### Task details
Every record here needs to be written out again exactly.

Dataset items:
+++++

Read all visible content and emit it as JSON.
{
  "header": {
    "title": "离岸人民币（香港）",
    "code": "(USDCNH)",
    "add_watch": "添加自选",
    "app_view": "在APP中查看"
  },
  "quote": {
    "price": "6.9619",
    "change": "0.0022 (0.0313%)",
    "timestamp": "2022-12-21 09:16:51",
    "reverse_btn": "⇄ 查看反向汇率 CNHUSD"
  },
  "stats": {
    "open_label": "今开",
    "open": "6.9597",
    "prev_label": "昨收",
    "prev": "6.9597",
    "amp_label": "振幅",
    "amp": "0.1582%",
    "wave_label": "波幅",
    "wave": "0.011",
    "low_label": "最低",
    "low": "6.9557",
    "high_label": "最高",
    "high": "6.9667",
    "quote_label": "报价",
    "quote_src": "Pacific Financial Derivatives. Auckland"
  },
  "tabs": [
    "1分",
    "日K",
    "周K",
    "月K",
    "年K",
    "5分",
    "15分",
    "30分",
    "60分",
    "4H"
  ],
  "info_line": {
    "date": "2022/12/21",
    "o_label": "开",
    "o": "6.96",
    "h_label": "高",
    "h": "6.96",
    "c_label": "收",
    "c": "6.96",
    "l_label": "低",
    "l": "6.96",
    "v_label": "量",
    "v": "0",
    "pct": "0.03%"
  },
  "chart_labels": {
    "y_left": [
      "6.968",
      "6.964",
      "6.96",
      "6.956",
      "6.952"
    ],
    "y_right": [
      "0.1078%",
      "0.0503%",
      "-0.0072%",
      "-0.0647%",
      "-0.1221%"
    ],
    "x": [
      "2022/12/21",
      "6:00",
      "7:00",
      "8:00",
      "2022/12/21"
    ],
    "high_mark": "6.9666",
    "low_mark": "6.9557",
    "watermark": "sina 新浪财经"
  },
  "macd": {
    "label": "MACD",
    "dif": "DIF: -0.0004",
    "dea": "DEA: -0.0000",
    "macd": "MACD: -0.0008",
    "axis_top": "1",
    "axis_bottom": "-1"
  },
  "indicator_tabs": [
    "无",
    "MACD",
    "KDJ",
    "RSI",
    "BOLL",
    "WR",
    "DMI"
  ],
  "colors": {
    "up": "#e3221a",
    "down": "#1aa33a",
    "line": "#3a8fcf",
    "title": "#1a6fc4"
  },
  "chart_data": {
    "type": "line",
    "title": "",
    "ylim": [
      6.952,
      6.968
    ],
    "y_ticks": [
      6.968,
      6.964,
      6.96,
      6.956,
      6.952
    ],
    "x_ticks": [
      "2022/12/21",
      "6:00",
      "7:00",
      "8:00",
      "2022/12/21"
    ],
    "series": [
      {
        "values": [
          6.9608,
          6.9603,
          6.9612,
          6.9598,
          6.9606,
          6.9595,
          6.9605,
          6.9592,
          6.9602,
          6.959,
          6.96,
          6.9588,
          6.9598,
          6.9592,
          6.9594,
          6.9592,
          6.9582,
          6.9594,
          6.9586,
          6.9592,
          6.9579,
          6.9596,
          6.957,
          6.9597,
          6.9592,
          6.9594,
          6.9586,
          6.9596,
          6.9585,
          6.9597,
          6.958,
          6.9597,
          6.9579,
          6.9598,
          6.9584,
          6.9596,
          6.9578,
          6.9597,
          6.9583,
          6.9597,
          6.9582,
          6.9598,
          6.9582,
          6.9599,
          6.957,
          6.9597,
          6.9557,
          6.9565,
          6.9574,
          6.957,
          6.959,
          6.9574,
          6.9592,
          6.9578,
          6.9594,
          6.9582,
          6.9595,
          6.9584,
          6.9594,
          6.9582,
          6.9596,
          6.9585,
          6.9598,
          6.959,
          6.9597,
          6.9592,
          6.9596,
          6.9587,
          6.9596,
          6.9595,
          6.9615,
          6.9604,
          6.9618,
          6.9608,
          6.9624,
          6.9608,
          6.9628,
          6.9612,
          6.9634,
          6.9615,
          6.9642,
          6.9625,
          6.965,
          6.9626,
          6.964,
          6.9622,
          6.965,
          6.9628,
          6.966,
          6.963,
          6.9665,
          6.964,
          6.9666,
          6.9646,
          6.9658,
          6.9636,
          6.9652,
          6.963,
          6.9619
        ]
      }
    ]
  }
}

+++++

### Response
Read all visible content and emit it as JSON.
{
  "header": {
    "title": "离岸人民币（香港）",
    "code": "(USDCNH)",
    "add_watch": "添加自选",
    "app_view": "在APP中查看"
  },
  "quote": {
    "price": "6.9619",
    "change": "0.0022 (0.0313%)",
    "timestamp": "2022-12-21 09:16:51",
    "reverse_btn": "⇄ 查看反向汇率 CNHUSD"
  },
  "stats": {
    "open_label": "今开",
    "open": "6.9597",
    "prev_label": "昨收",
    "prev": "6.9597",
    "amp_label": "振幅",
    "amp": "0.1582%",
    "wave_label": "波幅",
    "wave": "0.011",
    "low_label": "最低",
    "low": "6.9557",
    "high_label": "最高",
    "high": "6.9667",
    "quote_label": "报价",
    "quote_src": "Pacific Financial Derivatives. Auckland"
  },
  "tabs": [
    "1分",
    "日K",
    "周K",
    "月K",
    "年K",
    "5分",
    "15分",
    "30分",
    "60分",
    "4H"
  ],
  "info_line": {
    "date": "2022/12/21",
    "o_label": "开",
    "o": "6.96",
    "h_label": "高",
    "h": "6.96",
    "c_label": "收",
    "c": "6.96",
    "l_label": "低",
    "l": "6.96",
    "v_label": "量",
    "v": "0",
    "pct": "0.03%"
  },
  "chart_labels": {
    "y_left": [
      "6.968",
      "6.964",
      "6.96",
      "6.956",
      "6.952"
    ],
    "y_right": [
      "0.1078%",
      "0.0503%",
      "-0.0072%",
      "-0.0647%",
      "-0.1221%"
    ],
    "x": [
      "2022/12/21",
      "6:00",
      "7:00",
      "8:00",
      "2022/12/21"
    ],
    "high_mark": "6.9666",
    "low_mark": "6.9557",
    "watermark": "sina 新浪财经"
  },
  "macd": {
    "label": "MACD",
    "dif": "DIF: -0.0004",
    "dea": "DEA: -0.0000",
    "macd": "MACD: -0.0008",
    "axis_top": "1",
    "axis_bottom": "-1"
  },
  "indicator_tabs": [
    "无",
    "MACD",
    "KDJ",
    "RSI",
    "BOLL",
    "WR",
    "DMI"
  ],
  "colors": {
    "up": "#e3221a",
    "down": "#1aa33a",
    "line": "#3a8fcf",
    "title": "#1a6fc4"
  },
  "chart_data": {
    "type": "line",
    "title": "",
    "ylim": [
      6.952,
      6.968
    ],
    "y_ticks": [
      6.968,
      6.964,
      6.96,
      6.956,
      6.952
    ],
    "x_ticks": [
      "2022/12/21",
      "6:00",
      "7:00",
      "8:00",
      "2022/12/21"
    ],
    "series": [
      {
        "values": [
          6.9608,
          6.9603,
          6.9612,
          6.9598,
          6.9606,
          6.9595,
          6.9605,
          6.9592,
          6.9602,
          6.959,
          6.96,
          6.9588,
          6.9598,
          6.9592,
          6.9594,
          6.9592,
          6.9582,
          6.9594,
          6.9586,
          6.9592,
          6.9579,
          6.9596,
          6.957,
          6.9597,
          6.9592,
          6.9594,
          6.9586,
          6.9596,
          6.9585,
          6.9597,
          6.958,
          6.9597,
          6.9579,
          6.9598,
          6.9584,
          6.9596,
          6.9578,
          6.9597,
          6.9583,
          6.9597,
          6.9582,
          6.9598,
          6.9582,
          6.9599,
          6.957,
          6.9597,
          6.9557,
          6.9565,
          6.9574,
          6.957,
          6.959,
          6.9574,
          6.9592,
          6.9578,
          6.9594,
          6.9582,
          6.9595,
          6.9584,
          6.9594,
          6.9582,
          6.9596,
          6.9585,
          6.9598,
          6.959,
          6.9597,
          6.9592,
          6.9596,
          6.9587,
          6.9596,
          6.9595,
          6.9615,
          6.9604,
          6.9618,
          6.9608,
          6.9624,
          6.9608,
          6.9628,
          6.9612,
          6.9634,
          6.9615,
          6.9642,
          6.9625,
          6.965,
          6.9626,
          6.964,
          6.9622,
          6.965,
          6.9628,
          6.966,
          6.963,
          6.9665,
          6.964,
          6.9666,
          6.9646,
          6.9658,
          6.9636,
          6.9652,
          6.963,
          6.9619
        ]
      }
    ]
  }
}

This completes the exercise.